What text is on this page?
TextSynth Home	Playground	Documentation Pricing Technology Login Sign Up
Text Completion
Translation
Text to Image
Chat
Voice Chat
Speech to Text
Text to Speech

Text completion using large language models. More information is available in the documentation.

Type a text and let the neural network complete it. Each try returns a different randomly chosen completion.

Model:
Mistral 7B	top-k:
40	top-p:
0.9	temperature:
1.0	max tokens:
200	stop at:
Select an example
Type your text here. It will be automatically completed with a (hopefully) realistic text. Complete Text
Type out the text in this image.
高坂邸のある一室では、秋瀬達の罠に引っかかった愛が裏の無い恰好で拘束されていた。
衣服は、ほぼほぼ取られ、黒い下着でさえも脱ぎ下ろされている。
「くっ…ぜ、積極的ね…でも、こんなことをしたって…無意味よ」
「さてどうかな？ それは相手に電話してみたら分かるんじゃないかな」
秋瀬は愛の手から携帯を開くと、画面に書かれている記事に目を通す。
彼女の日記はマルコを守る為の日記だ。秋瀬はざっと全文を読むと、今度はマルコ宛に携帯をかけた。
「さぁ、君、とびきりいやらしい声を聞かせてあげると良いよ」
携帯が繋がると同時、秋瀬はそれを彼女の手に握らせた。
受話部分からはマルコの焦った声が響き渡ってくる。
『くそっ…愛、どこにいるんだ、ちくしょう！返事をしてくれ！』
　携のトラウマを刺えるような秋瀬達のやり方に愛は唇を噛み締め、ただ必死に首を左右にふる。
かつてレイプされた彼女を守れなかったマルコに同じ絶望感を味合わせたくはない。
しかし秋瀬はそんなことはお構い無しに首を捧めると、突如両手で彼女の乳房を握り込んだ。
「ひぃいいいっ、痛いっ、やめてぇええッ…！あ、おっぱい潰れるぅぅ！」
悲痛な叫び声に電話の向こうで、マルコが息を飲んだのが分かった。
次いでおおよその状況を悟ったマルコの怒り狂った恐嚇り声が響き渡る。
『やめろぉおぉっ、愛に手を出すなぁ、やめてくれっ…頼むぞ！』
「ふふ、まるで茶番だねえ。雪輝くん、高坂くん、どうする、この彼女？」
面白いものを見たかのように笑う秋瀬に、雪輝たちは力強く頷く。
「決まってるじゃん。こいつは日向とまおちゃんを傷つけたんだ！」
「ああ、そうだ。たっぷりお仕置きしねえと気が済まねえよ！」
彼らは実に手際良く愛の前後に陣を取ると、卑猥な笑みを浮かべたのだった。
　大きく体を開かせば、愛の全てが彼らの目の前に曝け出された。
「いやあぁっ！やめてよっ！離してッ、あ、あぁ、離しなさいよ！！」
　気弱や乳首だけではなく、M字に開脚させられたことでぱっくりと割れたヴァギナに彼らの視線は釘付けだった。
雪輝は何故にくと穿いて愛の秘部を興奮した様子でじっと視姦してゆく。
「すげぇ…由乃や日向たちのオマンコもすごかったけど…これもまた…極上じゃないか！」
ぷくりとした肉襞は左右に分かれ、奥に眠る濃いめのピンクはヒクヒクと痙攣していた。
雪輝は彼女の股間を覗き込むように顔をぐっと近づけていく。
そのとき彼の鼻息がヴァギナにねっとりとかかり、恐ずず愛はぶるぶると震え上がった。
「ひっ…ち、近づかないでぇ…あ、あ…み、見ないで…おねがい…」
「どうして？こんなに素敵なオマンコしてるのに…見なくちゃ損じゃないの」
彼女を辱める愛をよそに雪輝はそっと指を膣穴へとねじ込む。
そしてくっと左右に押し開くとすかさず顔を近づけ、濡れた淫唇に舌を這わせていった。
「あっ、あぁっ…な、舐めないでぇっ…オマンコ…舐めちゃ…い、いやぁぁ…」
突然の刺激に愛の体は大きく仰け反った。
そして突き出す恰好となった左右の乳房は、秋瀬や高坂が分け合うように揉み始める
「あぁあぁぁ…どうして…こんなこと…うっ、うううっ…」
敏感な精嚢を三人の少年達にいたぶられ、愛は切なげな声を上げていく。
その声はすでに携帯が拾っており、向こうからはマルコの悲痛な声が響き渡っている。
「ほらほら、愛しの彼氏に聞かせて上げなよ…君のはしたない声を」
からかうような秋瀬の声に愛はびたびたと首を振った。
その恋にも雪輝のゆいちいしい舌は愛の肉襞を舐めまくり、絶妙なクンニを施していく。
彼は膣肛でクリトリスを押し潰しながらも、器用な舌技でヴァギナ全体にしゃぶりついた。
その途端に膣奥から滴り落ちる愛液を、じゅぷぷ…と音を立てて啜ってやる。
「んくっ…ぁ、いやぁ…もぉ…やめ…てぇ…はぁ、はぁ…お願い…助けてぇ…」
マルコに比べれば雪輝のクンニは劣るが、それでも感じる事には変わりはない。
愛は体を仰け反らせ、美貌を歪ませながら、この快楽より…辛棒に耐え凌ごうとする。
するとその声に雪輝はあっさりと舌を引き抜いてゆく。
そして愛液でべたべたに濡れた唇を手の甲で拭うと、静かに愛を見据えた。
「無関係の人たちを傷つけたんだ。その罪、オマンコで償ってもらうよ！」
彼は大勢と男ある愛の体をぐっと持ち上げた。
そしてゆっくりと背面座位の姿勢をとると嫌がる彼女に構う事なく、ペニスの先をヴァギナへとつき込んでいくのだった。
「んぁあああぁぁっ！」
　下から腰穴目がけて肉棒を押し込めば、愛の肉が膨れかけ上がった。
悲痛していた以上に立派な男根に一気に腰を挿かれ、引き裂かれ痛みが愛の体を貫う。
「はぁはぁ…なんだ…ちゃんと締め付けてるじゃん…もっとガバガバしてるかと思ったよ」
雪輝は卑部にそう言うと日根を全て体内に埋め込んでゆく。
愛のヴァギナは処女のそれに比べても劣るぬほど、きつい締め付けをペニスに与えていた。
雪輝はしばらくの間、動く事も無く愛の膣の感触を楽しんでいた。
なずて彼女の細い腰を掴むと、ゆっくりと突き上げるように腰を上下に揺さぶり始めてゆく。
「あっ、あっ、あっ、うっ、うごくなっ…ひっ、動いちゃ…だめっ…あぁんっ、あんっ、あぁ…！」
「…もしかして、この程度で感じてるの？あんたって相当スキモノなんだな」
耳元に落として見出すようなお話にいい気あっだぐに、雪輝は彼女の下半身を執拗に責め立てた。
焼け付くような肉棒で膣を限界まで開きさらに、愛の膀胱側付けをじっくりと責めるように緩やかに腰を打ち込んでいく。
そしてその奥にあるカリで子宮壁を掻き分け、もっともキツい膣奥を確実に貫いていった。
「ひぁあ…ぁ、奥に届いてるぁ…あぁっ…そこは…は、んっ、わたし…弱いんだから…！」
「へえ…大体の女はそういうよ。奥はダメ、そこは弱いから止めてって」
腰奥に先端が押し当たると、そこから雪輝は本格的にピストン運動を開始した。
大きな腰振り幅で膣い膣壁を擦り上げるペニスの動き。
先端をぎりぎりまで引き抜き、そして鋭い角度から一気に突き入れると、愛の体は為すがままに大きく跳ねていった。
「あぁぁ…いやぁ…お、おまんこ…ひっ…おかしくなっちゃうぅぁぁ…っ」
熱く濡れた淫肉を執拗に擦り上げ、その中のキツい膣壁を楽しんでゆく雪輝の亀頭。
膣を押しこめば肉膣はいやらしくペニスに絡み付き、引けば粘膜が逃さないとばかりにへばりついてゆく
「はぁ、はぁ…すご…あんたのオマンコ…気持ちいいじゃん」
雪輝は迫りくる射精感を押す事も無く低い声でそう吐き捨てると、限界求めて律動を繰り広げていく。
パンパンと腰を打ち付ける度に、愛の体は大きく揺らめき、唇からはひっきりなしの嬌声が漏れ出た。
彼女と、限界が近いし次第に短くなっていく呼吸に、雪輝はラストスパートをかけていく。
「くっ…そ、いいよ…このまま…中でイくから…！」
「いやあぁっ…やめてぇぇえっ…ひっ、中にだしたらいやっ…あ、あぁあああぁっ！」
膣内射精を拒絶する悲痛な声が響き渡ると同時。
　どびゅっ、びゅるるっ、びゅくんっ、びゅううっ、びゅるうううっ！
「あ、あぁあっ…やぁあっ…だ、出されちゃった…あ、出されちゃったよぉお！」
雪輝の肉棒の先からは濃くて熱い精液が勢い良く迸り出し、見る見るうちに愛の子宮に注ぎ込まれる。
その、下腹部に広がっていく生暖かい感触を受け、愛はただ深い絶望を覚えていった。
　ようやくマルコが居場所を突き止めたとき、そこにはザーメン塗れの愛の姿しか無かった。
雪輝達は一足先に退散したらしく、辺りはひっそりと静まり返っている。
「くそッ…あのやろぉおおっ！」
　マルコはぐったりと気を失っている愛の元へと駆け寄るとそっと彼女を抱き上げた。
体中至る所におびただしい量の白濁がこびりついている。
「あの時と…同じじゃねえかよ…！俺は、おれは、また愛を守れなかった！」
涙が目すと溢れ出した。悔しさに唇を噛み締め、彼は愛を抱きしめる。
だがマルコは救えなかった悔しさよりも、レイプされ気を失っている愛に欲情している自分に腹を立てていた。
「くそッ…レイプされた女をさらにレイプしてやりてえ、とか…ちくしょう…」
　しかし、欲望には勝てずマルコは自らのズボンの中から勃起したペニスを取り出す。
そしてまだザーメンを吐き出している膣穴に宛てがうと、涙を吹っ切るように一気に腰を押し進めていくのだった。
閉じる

•••

Instructions for the task:
Within the listing above, find every line containing the string "this" and return it.

Answer to the exercise:
What text is on this page?
Type out the text in this image.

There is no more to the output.